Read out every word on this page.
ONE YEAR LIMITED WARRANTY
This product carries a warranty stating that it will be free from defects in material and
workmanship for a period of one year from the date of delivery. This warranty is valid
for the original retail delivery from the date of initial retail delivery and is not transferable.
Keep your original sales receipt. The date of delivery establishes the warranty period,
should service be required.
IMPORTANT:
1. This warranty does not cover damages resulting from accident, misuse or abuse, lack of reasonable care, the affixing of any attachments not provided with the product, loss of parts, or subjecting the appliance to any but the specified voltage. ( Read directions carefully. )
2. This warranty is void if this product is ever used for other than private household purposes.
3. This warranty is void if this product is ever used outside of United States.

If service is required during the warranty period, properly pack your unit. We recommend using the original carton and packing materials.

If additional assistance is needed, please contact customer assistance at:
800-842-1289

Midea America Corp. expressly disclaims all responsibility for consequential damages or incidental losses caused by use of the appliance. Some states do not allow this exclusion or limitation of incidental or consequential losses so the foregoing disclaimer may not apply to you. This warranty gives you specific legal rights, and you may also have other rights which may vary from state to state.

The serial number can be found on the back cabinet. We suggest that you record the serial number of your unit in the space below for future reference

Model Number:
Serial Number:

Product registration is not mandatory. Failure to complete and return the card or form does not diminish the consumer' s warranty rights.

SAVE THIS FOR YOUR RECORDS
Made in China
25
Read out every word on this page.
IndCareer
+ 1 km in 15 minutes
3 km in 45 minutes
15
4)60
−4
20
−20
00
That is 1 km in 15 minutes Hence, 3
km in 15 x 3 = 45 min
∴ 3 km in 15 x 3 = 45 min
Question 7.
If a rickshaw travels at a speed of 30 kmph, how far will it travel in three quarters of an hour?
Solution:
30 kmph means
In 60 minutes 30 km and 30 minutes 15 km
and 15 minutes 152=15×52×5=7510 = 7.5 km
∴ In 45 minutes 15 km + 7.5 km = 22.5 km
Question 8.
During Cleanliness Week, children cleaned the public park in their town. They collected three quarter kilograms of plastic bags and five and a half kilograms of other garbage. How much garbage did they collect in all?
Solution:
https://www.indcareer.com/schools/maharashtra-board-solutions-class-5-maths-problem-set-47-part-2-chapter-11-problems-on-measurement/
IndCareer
____
§ Required task: Track down the lines that include the word "service" and copy them.

§ Full response:
should service be required.
If service is required during the warranty period, properly pack your unit. We recommend using the original carton and packing materials.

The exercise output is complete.